The exercise asks for every line of the data to be reproduced exactly.

>> START Data shown

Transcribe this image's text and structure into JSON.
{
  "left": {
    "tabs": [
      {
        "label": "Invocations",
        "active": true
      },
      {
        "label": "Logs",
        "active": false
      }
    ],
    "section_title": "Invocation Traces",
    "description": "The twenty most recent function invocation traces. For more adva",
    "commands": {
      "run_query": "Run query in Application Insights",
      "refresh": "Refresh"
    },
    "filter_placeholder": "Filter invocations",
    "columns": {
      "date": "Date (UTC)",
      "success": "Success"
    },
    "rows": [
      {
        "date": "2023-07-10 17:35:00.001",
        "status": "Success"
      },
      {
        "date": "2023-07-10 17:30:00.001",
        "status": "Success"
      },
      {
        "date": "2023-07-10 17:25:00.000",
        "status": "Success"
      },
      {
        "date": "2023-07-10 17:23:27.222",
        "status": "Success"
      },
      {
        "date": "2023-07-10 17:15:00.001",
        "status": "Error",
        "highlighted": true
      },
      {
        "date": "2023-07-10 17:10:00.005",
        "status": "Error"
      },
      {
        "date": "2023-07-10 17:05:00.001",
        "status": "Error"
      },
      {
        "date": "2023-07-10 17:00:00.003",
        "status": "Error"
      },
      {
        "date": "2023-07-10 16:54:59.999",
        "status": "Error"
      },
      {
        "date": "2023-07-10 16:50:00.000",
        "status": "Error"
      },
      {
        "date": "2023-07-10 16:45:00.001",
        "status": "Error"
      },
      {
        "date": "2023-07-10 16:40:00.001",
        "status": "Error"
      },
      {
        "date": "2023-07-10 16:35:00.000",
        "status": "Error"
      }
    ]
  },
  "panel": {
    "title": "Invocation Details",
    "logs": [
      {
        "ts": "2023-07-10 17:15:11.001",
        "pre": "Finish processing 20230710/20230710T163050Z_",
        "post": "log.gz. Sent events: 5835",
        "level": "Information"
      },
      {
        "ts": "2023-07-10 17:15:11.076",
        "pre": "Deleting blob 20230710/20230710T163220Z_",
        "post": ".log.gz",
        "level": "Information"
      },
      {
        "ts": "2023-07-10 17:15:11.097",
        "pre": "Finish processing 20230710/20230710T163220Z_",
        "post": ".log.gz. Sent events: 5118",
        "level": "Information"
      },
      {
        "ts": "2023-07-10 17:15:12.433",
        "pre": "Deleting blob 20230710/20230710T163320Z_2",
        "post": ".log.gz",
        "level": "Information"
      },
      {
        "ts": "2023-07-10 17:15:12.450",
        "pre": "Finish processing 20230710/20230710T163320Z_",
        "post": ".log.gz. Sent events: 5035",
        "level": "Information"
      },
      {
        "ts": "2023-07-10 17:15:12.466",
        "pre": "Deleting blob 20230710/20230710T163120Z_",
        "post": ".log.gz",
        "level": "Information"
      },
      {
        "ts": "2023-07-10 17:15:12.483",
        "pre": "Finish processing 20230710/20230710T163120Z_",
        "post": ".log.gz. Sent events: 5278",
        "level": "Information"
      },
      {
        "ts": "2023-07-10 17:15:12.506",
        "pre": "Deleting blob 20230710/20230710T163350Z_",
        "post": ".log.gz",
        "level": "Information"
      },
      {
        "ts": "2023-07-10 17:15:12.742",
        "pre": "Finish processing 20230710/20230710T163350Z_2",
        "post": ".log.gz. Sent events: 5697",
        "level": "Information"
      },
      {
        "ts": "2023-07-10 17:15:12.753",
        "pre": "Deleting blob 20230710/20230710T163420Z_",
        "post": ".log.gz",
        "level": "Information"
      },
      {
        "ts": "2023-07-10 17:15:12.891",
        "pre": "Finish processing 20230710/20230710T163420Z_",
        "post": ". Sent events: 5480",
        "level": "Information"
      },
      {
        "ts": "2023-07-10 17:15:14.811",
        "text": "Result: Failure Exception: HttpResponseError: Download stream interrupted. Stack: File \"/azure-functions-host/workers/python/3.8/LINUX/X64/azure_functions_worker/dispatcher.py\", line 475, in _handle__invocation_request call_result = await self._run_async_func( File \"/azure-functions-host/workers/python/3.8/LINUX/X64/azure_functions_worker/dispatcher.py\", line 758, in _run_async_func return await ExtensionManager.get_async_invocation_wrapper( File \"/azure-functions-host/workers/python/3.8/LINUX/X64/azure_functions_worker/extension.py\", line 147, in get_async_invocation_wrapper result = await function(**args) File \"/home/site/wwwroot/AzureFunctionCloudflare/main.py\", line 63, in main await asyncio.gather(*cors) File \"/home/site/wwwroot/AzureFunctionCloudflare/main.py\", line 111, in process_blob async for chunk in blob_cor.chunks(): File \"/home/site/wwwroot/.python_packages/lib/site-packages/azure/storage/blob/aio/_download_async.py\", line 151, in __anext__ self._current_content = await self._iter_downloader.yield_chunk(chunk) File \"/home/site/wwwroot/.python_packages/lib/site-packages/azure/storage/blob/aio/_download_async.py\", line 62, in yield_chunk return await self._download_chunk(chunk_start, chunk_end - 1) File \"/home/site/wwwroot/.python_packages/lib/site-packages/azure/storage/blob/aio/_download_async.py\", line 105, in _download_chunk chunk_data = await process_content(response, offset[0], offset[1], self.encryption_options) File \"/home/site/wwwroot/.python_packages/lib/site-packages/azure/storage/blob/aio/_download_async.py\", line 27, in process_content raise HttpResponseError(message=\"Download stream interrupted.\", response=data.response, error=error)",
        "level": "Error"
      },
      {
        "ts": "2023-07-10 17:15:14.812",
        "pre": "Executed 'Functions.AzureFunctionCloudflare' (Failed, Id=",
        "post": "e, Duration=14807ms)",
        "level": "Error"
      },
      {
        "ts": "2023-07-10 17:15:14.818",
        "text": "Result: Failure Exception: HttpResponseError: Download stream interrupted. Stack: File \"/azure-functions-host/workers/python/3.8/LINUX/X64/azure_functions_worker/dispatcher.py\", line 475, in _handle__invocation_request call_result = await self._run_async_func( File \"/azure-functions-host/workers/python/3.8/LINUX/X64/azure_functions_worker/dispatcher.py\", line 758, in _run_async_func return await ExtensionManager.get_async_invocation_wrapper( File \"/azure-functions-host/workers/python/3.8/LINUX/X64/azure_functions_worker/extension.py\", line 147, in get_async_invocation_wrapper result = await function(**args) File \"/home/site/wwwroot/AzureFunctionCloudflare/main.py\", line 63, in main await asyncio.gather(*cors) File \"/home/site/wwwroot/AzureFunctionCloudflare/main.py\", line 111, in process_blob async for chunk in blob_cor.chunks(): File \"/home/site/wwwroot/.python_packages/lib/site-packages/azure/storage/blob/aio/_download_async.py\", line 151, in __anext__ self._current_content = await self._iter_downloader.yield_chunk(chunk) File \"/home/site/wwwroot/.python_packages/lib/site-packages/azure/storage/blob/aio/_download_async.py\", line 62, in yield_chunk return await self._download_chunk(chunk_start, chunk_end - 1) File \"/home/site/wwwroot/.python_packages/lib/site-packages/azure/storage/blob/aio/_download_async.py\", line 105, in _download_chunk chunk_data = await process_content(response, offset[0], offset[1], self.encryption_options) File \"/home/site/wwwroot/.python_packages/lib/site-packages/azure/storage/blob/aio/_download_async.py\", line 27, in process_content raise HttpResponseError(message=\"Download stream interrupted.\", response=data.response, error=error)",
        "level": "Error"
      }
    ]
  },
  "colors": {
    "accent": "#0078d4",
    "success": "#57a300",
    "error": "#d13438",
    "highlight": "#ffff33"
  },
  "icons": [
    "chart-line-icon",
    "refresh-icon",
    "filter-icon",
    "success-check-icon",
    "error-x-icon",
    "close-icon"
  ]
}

>> END Data shown

» Answer to this task:
Transcribe this image's text and structure into JSON.
{
  "left": {
    "tabs": [
      {
        "label": "Invocations",
        "active": true
      },
      {
        "label": "Logs",
        "active": false
      }
    ],
    "section_title": "Invocation Traces",
    "description": "The twenty most recent function invocation traces. For more adva",
    "commands": {
      "run_query": "Run query in Application Insights",
      "refresh": "Refresh"
    },
    "filter_placeholder": "Filter invocations",
    "columns": {
      "date": "Date (UTC)",
      "success": "Success"
    },
    "rows": [
      {
        "date": "2023-07-10 17:35:00.001",
        "status": "Success"
      },
      {
        "date": "2023-07-10 17:30:00.001",
        "status": "Success"
      },
      {
        "date": "2023-07-10 17:25:00.000",
        "status": "Success"
      },
      {
        "date": "2023-07-10 17:23:27.222",
        "status": "Success"
      },
      {
        "date": "2023-07-10 17:15:00.001",
        "status": "Error",
        "highlighted": true
      },
      {
        "date": "2023-07-10 17:10:00.005",
        "status": "Error"
      },
      {
        "date": "2023-07-10 17:05:00.001",
        "status": "Error"
      },
      {
        "date": "2023-07-10 17:00:00.003",
        "status": "Error"
      },
      {
        "date": "2023-07-10 16:54:59.999",
        "status": "Error"
      },
      {
        "date": "2023-07-10 16:50:00.000",
        "status": "Error"
      },
      {
        "date": "2023-07-10 16:45:00.001",
        "status": "Error"
      },
      {
        "date": "2023-07-10 16:40:00.001",
        "status": "Error"
      },
      {
        "date": "2023-07-10 16:35:00.000",
        "status": "Error"
      }
    ]
  },
  "panel": {
    "title": "Invocation Details",
    "logs": [
      {
        "ts": "2023-07-10 17:15:11.001",
        "pre": "Finish processing 20230710/20230710T163050Z_",
        "post": "log.gz. Sent events: 5835",
        "level": "Information"
      },
      {
        "ts": "2023-07-10 17:15:11.076",
        "pre": "Deleting blob 20230710/20230710T163220Z_",
        "post": ".log.gz",
        "level": "Information"
      },
      {
        "ts": "2023-07-10 17:15:11.097",
        "pre": "Finish processing 20230710/20230710T163220Z_",
        "post": ".log.gz. Sent events: 5118",
        "level": "Information"
      },
      {
        "ts": "2023-07-10 17:15:12.433",
        "pre": "Deleting blob 20230710/20230710T163320Z_2",
        "post": ".log.gz",
        "level": "Information"
      },
      {
        "ts": "2023-07-10 17:15:12.450",
        "pre": "Finish processing 20230710/20230710T163320Z_",
        "post": ".log.gz. Sent events: 5035",
        "level": "Information"
      },
      {
        "ts": "2023-07-10 17:15:12.466",
        "pre": "Deleting blob 20230710/20230710T163120Z_",
        "post": ".log.gz",
        "level": "Information"
      },
      {
        "ts": "2023-07-10 17:15:12.483",
        "pre": "Finish processing 20230710/20230710T163120Z_",
        "post": ".log.gz. Sent events: 5278",
        "level": "Information"
      },
      {
        "ts": "2023-07-10 17:15:12.506",
        "pre": "Deleting blob 20230710/20230710T163350Z_",
        "post": ".log.gz",
        "level": "Information"
      },
      {
        "ts": "2023-07-10 17:15:12.742",
        "pre": "Finish processing 20230710/20230710T163350Z_2",
        "post": ".log.gz. Sent events: 5697",
        "level": "Information"
      },
      {
        "ts": "2023-07-10 17:15:12.753",
        "pre": "Deleting blob 20230710/20230710T163420Z_",
        "post": ".log.gz",
        "level": "Information"
      },
      {
        "ts": "2023-07-10 17:15:12.891",
        "pre": "Finish processing 20230710/20230710T163420Z_",
        "post": ". Sent events: 5480",
        "level": "Information"
      },
      {
        "ts": "2023-07-10 17:15:14.811",
        "text": "Result: Failure Exception: HttpResponseError: Download stream interrupted. Stack: File \"/azure-functions-host/workers/python/3.8/LINUX/X64/azure_functions_worker/dispatcher.py\", line 475, in _handle__invocation_request call_result = await self._run_async_func( File \"/azure-functions-host/workers/python/3.8/LINUX/X64/azure_functions_worker/dispatcher.py\", line 758, in _run_async_func return await ExtensionManager.get_async_invocation_wrapper( File \"/azure-functions-host/workers/python/3.8/LINUX/X64/azure_functions_worker/extension.py\", line 147, in get_async_invocation_wrapper result = await function(**args) File \"/home/site/wwwroot/AzureFunctionCloudflare/main.py\", line 63, in main await asyncio.gather(*cors) File \"/home/site/wwwroot/AzureFunctionCloudflare/main.py\", line 111, in process_blob async for chunk in blob_cor.chunks(): File \"/home/site/wwwroot/.python_packages/lib/site-packages/azure/storage/blob/aio/_download_async.py\", line 151, in __anext__ self._current_content = await self._iter_downloader.yield_chunk(chunk) File \"/home/site/wwwroot/.python_packages/lib/site-packages/azure/storage/blob/aio/_download_async.py\", line 62, in yield_chunk return await self._download_chunk(chunk_start, chunk_end - 1) File \"/home/site/wwwroot/.python_packages/lib/site-packages/azure/storage/blob/aio/_download_async.py\", line 105, in _download_chunk chunk_data = await process_content(response, offset[0], offset[1], self.encryption_options) File \"/home/site/wwwroot/.python_packages/lib/site-packages/azure/storage/blob/aio/_download_async.py\", line 27, in process_content raise HttpResponseError(message=\"Download stream interrupted.\", response=data.response, error=error)",
        "level": "Error"
      },
      {
        "ts": "2023-07-10 17:15:14.812",
        "pre": "Executed 'Functions.AzureFunctionCloudflare' (Failed, Id=",
        "post": "e, Duration=14807ms)",
        "level": "Error"
      },
      {
        "ts": "2023-07-10 17:15:14.818",
        "text": "Result: Failure Exception: HttpResponseError: Download stream interrupted. Stack: File \"/azure-functions-host/workers/python/3.8/LINUX/X64/azure_functions_worker/dispatcher.py\", line 475, in _handle__invocation_request call_result = await self._run_async_func( File \"/azure-functions-host/workers/python/3.8/LINUX/X64/azure_functions_worker/dispatcher.py\", line 758, in _run_async_func return await ExtensionManager.get_async_invocation_wrapper( File \"/azure-functions-host/workers/python/3.8/LINUX/X64/azure_functions_worker/extension.py\", line 147, in get_async_invocation_wrapper result = await function(**args) File \"/home/site/wwwroot/AzureFunctionCloudflare/main.py\", line 63, in main await asyncio.gather(*cors) File \"/home/site/wwwroot/AzureFunctionCloudflare/main.py\", line 111, in process_blob async for chunk in blob_cor.chunks(): File \"/home/site/wwwroot/.python_packages/lib/site-packages/azure/storage/blob/aio/_download_async.py\", line 151, in __anext__ self._current_content = await self._iter_downloader.yield_chunk(chunk) File \"/home/site/wwwroot/.python_packages/lib/site-packages/azure/storage/blob/aio/_download_async.py\", line 62, in yield_chunk return await self._download_chunk(chunk_start, chunk_end - 1) File \"/home/site/wwwroot/.python_packages/lib/site-packages/azure/storage/blob/aio/_download_async.py\", line 105, in _download_chunk chunk_data = await process_content(response, offset[0], offset[1], self.encryption_options) File \"/home/site/wwwroot/.python_packages/lib/site-packages/azure/storage/blob/aio/_download_async.py\", line 27, in process_content raise HttpResponseError(message=\"Download stream interrupted.\", response=data.response, error=error)",
        "level": "Error"
      }
    ]
  },
  "colors": {
    "accent": "#0078d4",
    "success": "#57a300",
    "error": "#d13438",
    "highlight": "#ffff33"
  },
  "icons": [
    "chart-line-icon",
    "refresh-icon",
    "filter-icon",
    "success-check-icon",
    "error-x-icon",
    "close-icon"
  ]
}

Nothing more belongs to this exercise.